Work to do – Any pictures in the records below should be skipped; write out everything else exactly.

[Dataset records]
------------------------
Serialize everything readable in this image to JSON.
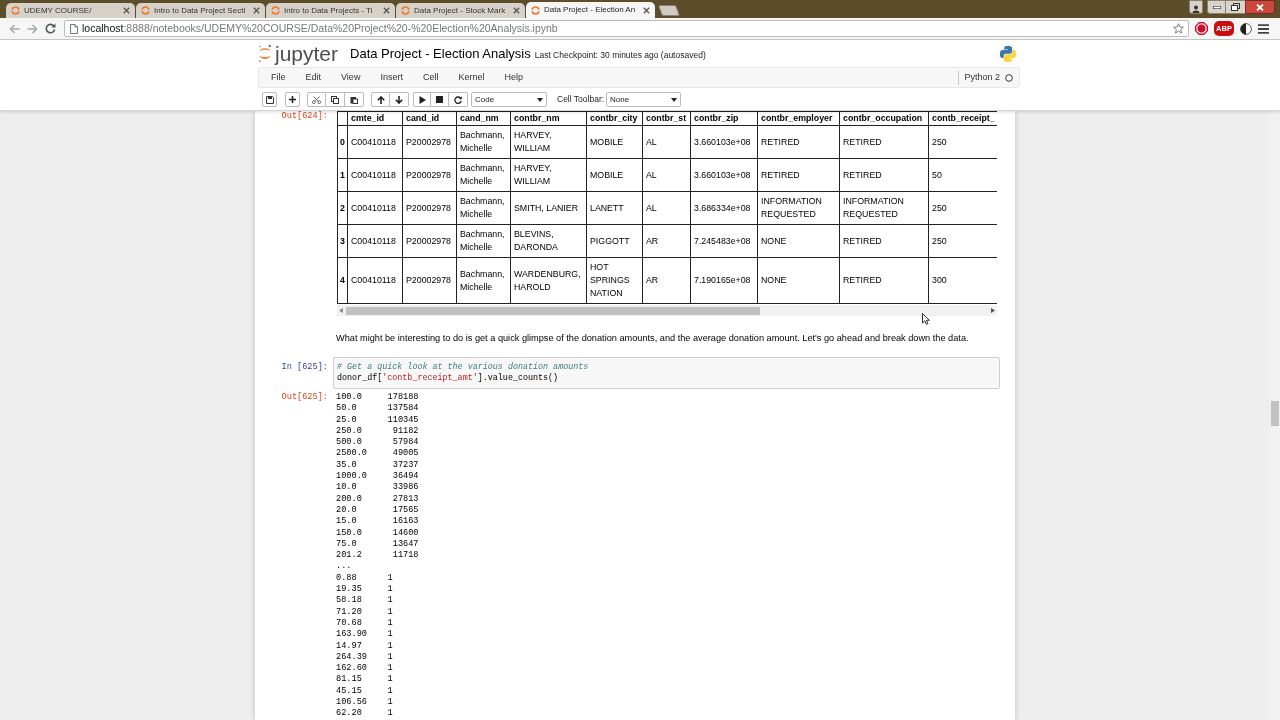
{
  "browser": {
    "tabs": [
      {
        "title": "UDEMY COURSE/",
        "selected": false
      },
      {
        "title": "Intro to Data Project Secti",
        "selected": false
      },
      {
        "title": "Intro to Data Projects - Ti",
        "selected": false
      },
      {
        "title": "Data Project - Stock Mark",
        "selected": false
      },
      {
        "title": "Data Project - Election An",
        "selected": true
      }
    ],
    "address": {
      "host": "localhost",
      "path": ":8888/notebooks/UDEMY%20COURSE/Data%20Project%20-%20Election%20Analysis.ipynb"
    },
    "adblock_badge": "ABP"
  },
  "notebook": {
    "logo": "jupyter",
    "title": "Data Project - Election Analysis",
    "checkpoint": "Last Checkpoint: 30 minutes ago (autosaved)",
    "menu": [
      "File",
      "Edit",
      "View",
      "Insert",
      "Cell",
      "Kernel",
      "Help"
    ],
    "kernel": "Python 2",
    "kernel_busy": false,
    "toolbar": {
      "cell_type": "Code",
      "cell_toolbar_label": "Cell Toolbar:",
      "cell_toolbar": "None"
    }
  },
  "cells": [
    {
      "kind": "table_output",
      "prompt": "Out[624]:",
      "columns": [
        "cmte_id",
        "cand_id",
        "cand_nm",
        "contbr_nm",
        "contbr_city",
        "contbr_st",
        "contbr_zip",
        "contbr_employer",
        "contbr_occupation",
        "contb_receipt_"
      ],
      "rows": [
        {
          "index": "0",
          "cells": [
            "C00410118",
            "P20002978",
            "Bachmann, Michelle",
            "HARVEY, WILLIAM",
            "MOBILE",
            "AL",
            "3.660103e+08",
            "RETIRED",
            "RETIRED",
            "250"
          ]
        },
        {
          "index": "1",
          "cells": [
            "C00410118",
            "P20002978",
            "Bachmann, Michelle",
            "HARVEY, WILLIAM",
            "MOBILE",
            "AL",
            "3.660103e+08",
            "RETIRED",
            "RETIRED",
            "50"
          ]
        },
        {
          "index": "2",
          "cells": [
            "C00410118",
            "P20002978",
            "Bachmann, Michelle",
            "SMITH, LANIER",
            "LANETT",
            "AL",
            "3.686334e+08",
            "INFORMATION REQUESTED",
            "INFORMATION REQUESTED",
            "250"
          ]
        },
        {
          "index": "3",
          "cells": [
            "C00410118",
            "P20002978",
            "Bachmann, Michelle",
            "BLEVINS, DARONDA",
            "PIGGOTT",
            "AR",
            "7.245483e+08",
            "NONE",
            "RETIRED",
            "250"
          ]
        },
        {
          "index": "4",
          "cells": [
            "C00410118",
            "P20002978",
            "Bachmann, Michelle",
            "WARDENBURG, HAROLD",
            "HOT SPRINGS NATION",
            "AR",
            "7.190165e+08",
            "NONE",
            "RETIRED",
            "300"
          ]
        }
      ]
    },
    {
      "kind": "markdown",
      "text": "What might be interesting to do is get a quick glimpse of the donation amounts, and the average donation amount. Let's go ahead and break down the data."
    },
    {
      "kind": "code",
      "prompt": "In [625]:",
      "lines": [
        [
          {
            "kind": "comment",
            "text": "# Get a quick look at the various donation amounts"
          }
        ],
        [
          {
            "kind": "plain",
            "text": "donor_df["
          },
          {
            "kind": "string",
            "text": "'contb_receipt_amt'"
          },
          {
            "kind": "plain",
            "text": "].value_counts()"
          }
        ]
      ]
    },
    {
      "kind": "text_output",
      "prompt": "Out[625]:",
      "lines": [
        "100.0     178188",
        "50.0      137584",
        "25.0      110345",
        "250.0      91182",
        "500.0      57984",
        "2500.0     49005",
        "35.0       37237",
        "1000.0     36494",
        "10.0       33986",
        "200.0      27813",
        "20.0       17565",
        "15.0       16163",
        "150.0      14600",
        "75.0       13647",
        "201.2      11718",
        "...",
        "0.88      1",
        "19.35     1",
        "58.18     1",
        "71.20     1",
        "70.68     1",
        "163.90    1",
        "14.97     1",
        "264.39    1",
        "162.60    1",
        "81.15     1",
        "45.15     1",
        "106.56    1",
        "62.20     1"
      ]
    }
  ]
}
------------------------
Written answer –
Serialize everything readable in this image to JSON.
{
  "browser": {
    "tabs": [
      {
        "title": "UDEMY COURSE/",
        "selected": false
      },
      {
        "title": "Intro to Data Project Secti",
        "selected": false
      },
      {
        "title": "Intro to Data Projects - Ti",
        "selected": false
      },
      {
        "title": "Data Project - Stock Mark",
        "selected": false
      },
      {
        "title": "Data Project - Election An",
        "selected": true
      }
    ],
    "address": {
      "host": "localhost",
      "path": ":8888/notebooks/UDEMY%20COURSE/Data%20Project%20-%20Election%20Analysis.ipynb"
    },
    "adblock_badge": "ABP"
  },
  "notebook": {
    "logo": "jupyter",
    "title": "Data Project - Election Analysis",
    "checkpoint": "Last Checkpoint: 30 minutes ago (autosaved)",
    "menu": [
      "File",
      "Edit",
      "View",
      "Insert",
      "Cell",
      "Kernel",
      "Help"
    ],
    "kernel": "Python 2",
    "kernel_busy": false,
    "toolbar": {
      "cell_type": "Code",
      "cell_toolbar_label": "Cell Toolbar:",
      "cell_toolbar": "None"
    }
  },
  "cells": [
    {
      "kind": "table_output",
      "prompt": "Out[624]:",
      "columns": [
        "cmte_id",
        "cand_id",
        "cand_nm",
        "contbr_nm",
        "contbr_city",
        "contbr_st",
        "contbr_zip",
        "contbr_employer",
        "contbr_occupation",
        "contb_receipt_"
      ],
      "rows": [
        {
          "index": "0",
          "cells": [
            "C00410118",
            "P20002978",
            "Bachmann, Michelle",
            "HARVEY, WILLIAM",
            "MOBILE",
            "AL",
            "3.660103e+08",
            "RETIRED",
            "RETIRED",
            "250"
          ]
        },
        {
          "index": "1",
          "cells": [
            "C00410118",
            "P20002978",
            "Bachmann, Michelle",
            "HARVEY, WILLIAM",
            "MOBILE",
            "AL",
            "3.660103e+08",
            "RETIRED",
            "RETIRED",
            "50"
          ]
        },
        {
          "index": "2",
          "cells": [
            "C00410118",
            "P20002978",
            "Bachmann, Michelle",
            "SMITH, LANIER",
            "LANETT",
            "AL",
            "3.686334e+08",
            "INFORMATION REQUESTED",
            "INFORMATION REQUESTED",
            "250"
          ]
        },
        {
          "index": "3",
          "cells": [
            "C00410118",
            "P20002978",
            "Bachmann, Michelle",
            "BLEVINS, DARONDA",
            "PIGGOTT",
            "AR",
            "7.245483e+08",
            "NONE",
            "RETIRED",
            "250"
          ]
        },
        {
          "index": "4",
          "cells": [
            "C00410118",
            "P20002978",
            "Bachmann, Michelle",
            "WARDENBURG, HAROLD",
            "HOT SPRINGS NATION",
            "AR",
            "7.190165e+08",
            "NONE",
            "RETIRED",
            "300"
          ]
        }
      ]
    },
    {
      "kind": "markdown",
      "text": "What might be interesting to do is get a quick glimpse of the donation amounts, and the average donation amount. Let's go ahead and break down the data."
    },
    {
      "kind": "code",
      "prompt": "In [625]:",
      "lines": [
        [
          {
            "kind": "comment",
            "text": "# Get a quick look at the various donation amounts"
          }
        ],
        [
          {
            "kind": "plain",
            "text": "donor_df["
          },
          {
            "kind": "string",
            "text": "'contb_receipt_amt'"
          },
          {
            "kind": "plain",
            "text": "].value_counts()"
          }
        ]
      ]
    },
    {
      "kind": "text_output",
      "prompt": "Out[625]:",
      "lines": [
        "100.0     178188",
        "50.0      137584",
        "25.0      110345",
        "250.0      91182",
        "500.0      57984",
        "2500.0     49005",
        "35.0       37237",
        "1000.0     36494",
        "10.0       33986",
        "200.0      27813",
        "20.0       17565",
        "15.0       16163",
        "150.0      14600",
        "75.0       13647",
        "201.2      11718",
        "...",
        "0.88      1",
        "19.35     1",
        "58.18     1",
        "71.20     1",
        "70.68     1",
        "163.90    1",
        "14.97     1",
        "264.39    1",
        "162.60    1",
        "81.15     1",
        "45.15     1",
        "106.56    1",
        "62.20     1"
      ]
    }
  ]
}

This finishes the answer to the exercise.